### [DATA SECTION]
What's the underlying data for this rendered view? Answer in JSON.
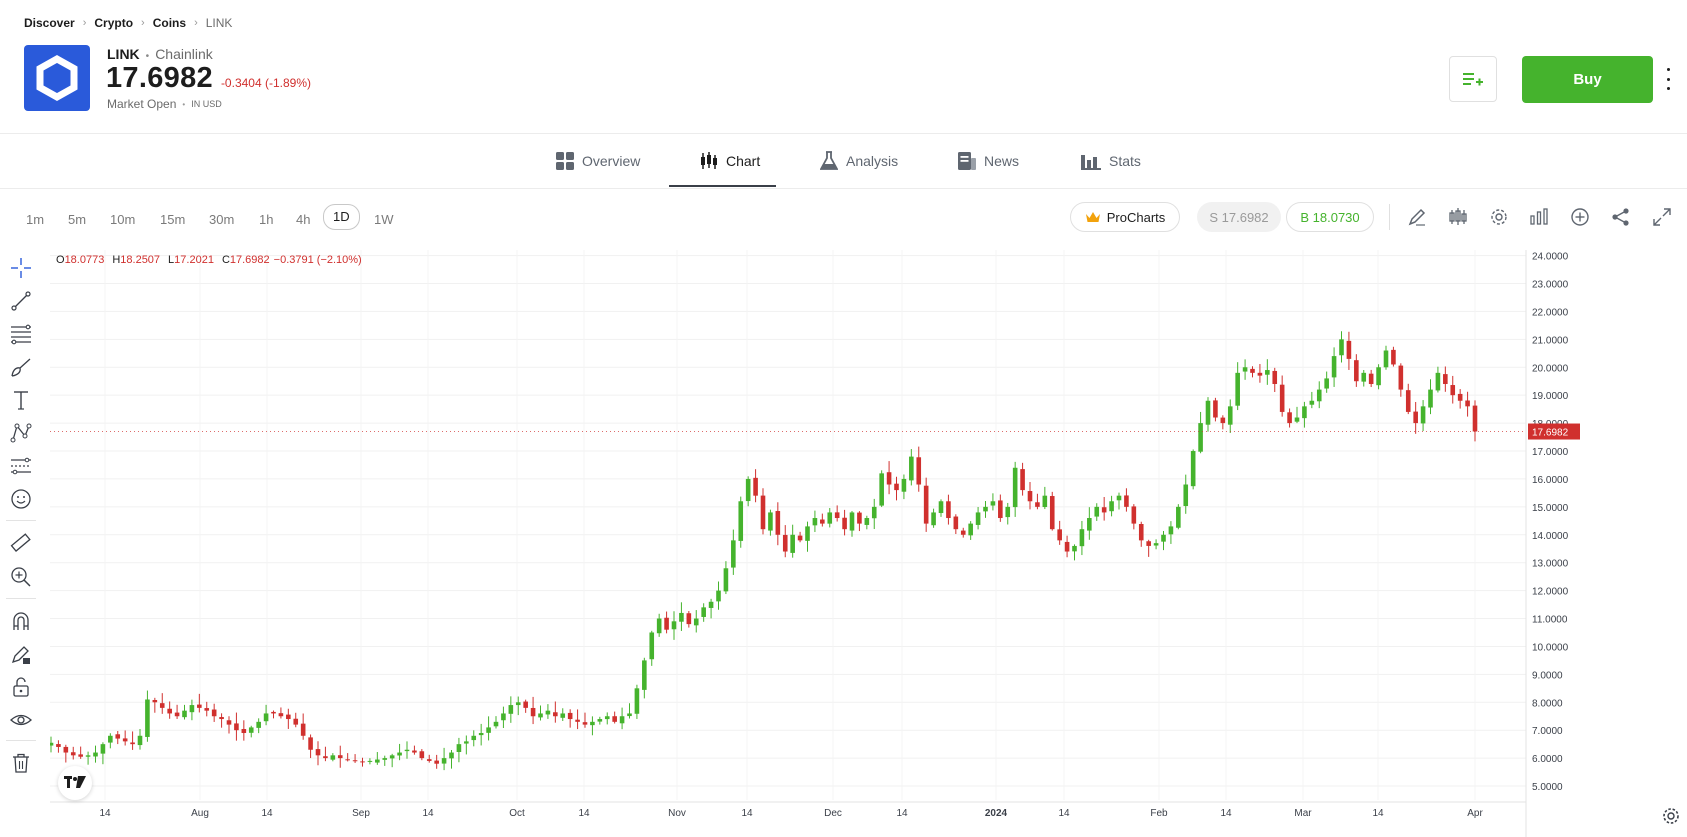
{
  "breadcrumb": [
    "Discover",
    "Crypto",
    "Coins",
    "LINK"
  ],
  "instrument": {
    "symbol": "LINK",
    "name": "Chainlink",
    "price": "17.6982",
    "change": "-0.3404 (-1.89%)",
    "market_status": "Market Open",
    "currency": "IN USD"
  },
  "actions": {
    "buy_label": "Buy"
  },
  "tabs": [
    {
      "label": "Overview",
      "icon": "grid-icon"
    },
    {
      "label": "Chart",
      "icon": "candles-icon",
      "active": true
    },
    {
      "label": "Analysis",
      "icon": "flask-icon"
    },
    {
      "label": "News",
      "icon": "newspaper-icon"
    },
    {
      "label": "Stats",
      "icon": "bars-icon"
    }
  ],
  "timeframes": [
    "1m",
    "5m",
    "10m",
    "15m",
    "30m",
    "1h",
    "4h",
    "1D",
    "1W"
  ],
  "active_timeframe": "1D",
  "toolbar": {
    "procharts_label": "ProCharts",
    "sell_label": "S 17.6982",
    "buy_label": "B 18.0730"
  },
  "ohlc": {
    "o_label": "O",
    "o": "18.0773",
    "h_label": "H",
    "h": "18.2507",
    "l_label": "L",
    "l": "17.2021",
    "c_label": "C",
    "c": "17.6982",
    "chg": "−0.3791 (−2.10%)"
  },
  "colors": {
    "up": "#45b32d",
    "down": "#d0302e",
    "accent": "#45b32d",
    "logo": "#2a5ada"
  },
  "chart_data": {
    "type": "candlestick",
    "last_price": 17.6982,
    "last_price_label": "17.6982",
    "ylim": [
      4.5,
      24.2
    ],
    "y_ticks": [
      "24.0000",
      "23.0000",
      "22.0000",
      "21.0000",
      "20.0000",
      "19.0000",
      "18.0000",
      "17.0000",
      "16.0000",
      "15.0000",
      "14.0000",
      "13.0000",
      "12.0000",
      "11.0000",
      "10.0000",
      "9.0000",
      "8.0000",
      "7.0000",
      "6.0000",
      "5.0000"
    ],
    "x_ticks": [
      "14",
      "Aug",
      "14",
      "Sep",
      "14",
      "Oct",
      "14",
      "Nov",
      "14",
      "Dec",
      "14",
      "2024",
      "14",
      "Feb",
      "14",
      "Mar",
      "14",
      "Apr"
    ],
    "closes": [
      6.55,
      6.4,
      6.2,
      6.1,
      6.05,
      6.1,
      6.2,
      6.5,
      6.8,
      6.7,
      6.6,
      6.5,
      6.8,
      8.1,
      8.0,
      7.8,
      7.6,
      7.5,
      7.7,
      7.9,
      7.8,
      7.7,
      7.5,
      7.4,
      7.2,
      7.0,
      6.9,
      7.1,
      7.3,
      7.6,
      7.6,
      7.5,
      7.4,
      7.2,
      6.8,
      6.3,
      6.1,
      6.0,
      6.1,
      6.0,
      5.95,
      5.9,
      5.85,
      5.9,
      5.95,
      6.0,
      6.1,
      6.2,
      6.3,
      6.2,
      6.0,
      5.9,
      5.8,
      6.0,
      6.2,
      6.5,
      6.6,
      6.8,
      6.9,
      7.1,
      7.3,
      7.6,
      7.9,
      8.0,
      7.8,
      7.5,
      7.6,
      7.7,
      7.5,
      7.6,
      7.4,
      7.3,
      7.2,
      7.3,
      7.4,
      7.5,
      7.3,
      7.5,
      7.6,
      8.5,
      9.5,
      10.5,
      11.0,
      10.6,
      10.9,
      11.2,
      10.8,
      11.0,
      11.4,
      11.6,
      12.0,
      12.8,
      13.8,
      15.2,
      16.0,
      15.4,
      14.2,
      14.8,
      14.0,
      13.4,
      14.0,
      13.8,
      14.3,
      14.6,
      14.4,
      14.8,
      14.6,
      14.2,
      14.8,
      14.4,
      14.6,
      15.0,
      16.2,
      15.8,
      15.6,
      16.0,
      16.8,
      15.8,
      14.4,
      14.8,
      15.2,
      14.6,
      14.2,
      14.0,
      14.4,
      14.8,
      15.0,
      15.2,
      14.6,
      15.0,
      16.4,
      15.6,
      15.2,
      15.0,
      15.4,
      14.2,
      13.8,
      13.4,
      13.6,
      14.2,
      14.6,
      15.0,
      14.8,
      15.2,
      15.4,
      15.0,
      14.4,
      13.8,
      13.6,
      13.7,
      14.0,
      14.3,
      15.0,
      15.8,
      17.0,
      18.0,
      18.8,
      18.2,
      18.0,
      18.6,
      19.8,
      20.0,
      19.8,
      19.7,
      19.9,
      19.4,
      18.4,
      18.0,
      18.2,
      18.6,
      18.8,
      19.2,
      19.6,
      20.4,
      21.0,
      20.3,
      19.5,
      19.8,
      19.4,
      20.0,
      20.6,
      20.1,
      19.2,
      18.4,
      18.0,
      18.6,
      19.2,
      19.8,
      19.4,
      19.0,
      18.8,
      18.6,
      17.7
    ]
  }
}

### [WHAT YOU NEED TO DO]
Repeat the records word for word. Any picture in them should be left out.

### [PROBLEM SOLUTION]
What's the underlying data for this rendered view? Answer in JSON.
{
  "breadcrumb": [
    "Discover",
    "Crypto",
    "Coins",
    "LINK"
  ],
  "instrument": {
    "symbol": "LINK",
    "name": "Chainlink",
    "price": "17.6982",
    "change": "-0.3404 (-1.89%)",
    "market_status": "Market Open",
    "currency": "IN USD"
  },
  "actions": {
    "buy_label": "Buy"
  },
  "tabs": [
    {
      "label": "Overview",
      "icon": "grid-icon"
    },
    {
      "label": "Chart",
      "icon": "candles-icon",
      "active": true
    },
    {
      "label": "Analysis",
      "icon": "flask-icon"
    },
    {
      "label": "News",
      "icon": "newspaper-icon"
    },
    {
      "label": "Stats",
      "icon": "bars-icon"
    }
  ],
  "timeframes": [
    "1m",
    "5m",
    "10m",
    "15m",
    "30m",
    "1h",
    "4h",
    "1D",
    "1W"
  ],
  "active_timeframe": "1D",
  "toolbar": {
    "procharts_label": "ProCharts",
    "sell_label": "S 17.6982",
    "buy_label": "B 18.0730"
  },
  "ohlc": {
    "o_label": "O",
    "o": "18.0773",
    "h_label": "H",
    "h": "18.2507",
    "l_label": "L",
    "l": "17.2021",
    "c_label": "C",
    "c": "17.6982",
    "chg": "−0.3791 (−2.10%)"
  },
  "colors": {
    "up": "#45b32d",
    "down": "#d0302e",
    "accent": "#45b32d",
    "logo": "#2a5ada"
  },
  "chart_data": {
    "type": "candlestick",
    "last_price": 17.6982,
    "last_price_label": "17.6982",
    "ylim": [
      4.5,
      24.2
    ],
    "y_ticks": [
      "24.0000",
      "23.0000",
      "22.0000",
      "21.0000",
      "20.0000",
      "19.0000",
      "18.0000",
      "17.0000",
      "16.0000",
      "15.0000",
      "14.0000",
      "13.0000",
      "12.0000",
      "11.0000",
      "10.0000",
      "9.0000",
      "8.0000",
      "7.0000",
      "6.0000",
      "5.0000"
    ],
    "x_ticks": [
      "14",
      "Aug",
      "14",
      "Sep",
      "14",
      "Oct",
      "14",
      "Nov",
      "14",
      "Dec",
      "14",
      "2024",
      "14",
      "Feb",
      "14",
      "Mar",
      "14",
      "Apr"
    ],
    "closes": [
      6.55,
      6.4,
      6.2,
      6.1,
      6.05,
      6.1,
      6.2,
      6.5,
      6.8,
      6.7,
      6.6,
      6.5,
      6.8,
      8.1,
      8.0,
      7.8,
      7.6,
      7.5,
      7.7,
      7.9,
      7.8,
      7.7,
      7.5,
      7.4,
      7.2,
      7.0,
      6.9,
      7.1,
      7.3,
      7.6,
      7.6,
      7.5,
      7.4,
      7.2,
      6.8,
      6.3,
      6.1,
      6.0,
      6.1,
      6.0,
      5.95,
      5.9,
      5.85,
      5.9,
      5.95,
      6.0,
      6.1,
      6.2,
      6.3,
      6.2,
      6.0,
      5.9,
      5.8,
      6.0,
      6.2,
      6.5,
      6.6,
      6.8,
      6.9,
      7.1,
      7.3,
      7.6,
      7.9,
      8.0,
      7.8,
      7.5,
      7.6,
      7.7,
      7.5,
      7.6,
      7.4,
      7.3,
      7.2,
      7.3,
      7.4,
      7.5,
      7.3,
      7.5,
      7.6,
      8.5,
      9.5,
      10.5,
      11.0,
      10.6,
      10.9,
      11.2,
      10.8,
      11.0,
      11.4,
      11.6,
      12.0,
      12.8,
      13.8,
      15.2,
      16.0,
      15.4,
      14.2,
      14.8,
      14.0,
      13.4,
      14.0,
      13.8,
      14.3,
      14.6,
      14.4,
      14.8,
      14.6,
      14.2,
      14.8,
      14.4,
      14.6,
      15.0,
      16.2,
      15.8,
      15.6,
      16.0,
      16.8,
      15.8,
      14.4,
      14.8,
      15.2,
      14.6,
      14.2,
      14.0,
      14.4,
      14.8,
      15.0,
      15.2,
      14.6,
      15.0,
      16.4,
      15.6,
      15.2,
      15.0,
      15.4,
      14.2,
      13.8,
      13.4,
      13.6,
      14.2,
      14.6,
      15.0,
      14.8,
      15.2,
      15.4,
      15.0,
      14.4,
      13.8,
      13.6,
      13.7,
      14.0,
      14.3,
      15.0,
      15.8,
      17.0,
      18.0,
      18.8,
      18.2,
      18.0,
      18.6,
      19.8,
      20.0,
      19.8,
      19.7,
      19.9,
      19.4,
      18.4,
      18.0,
      18.2,
      18.6,
      18.8,
      19.2,
      19.6,
      20.4,
      21.0,
      20.3,
      19.5,
      19.8,
      19.4,
      20.0,
      20.6,
      20.1,
      19.2,
      18.4,
      18.0,
      18.6,
      19.2,
      19.8,
      19.4,
      19.0,
      18.8,
      18.6,
      17.7
    ]
  }
}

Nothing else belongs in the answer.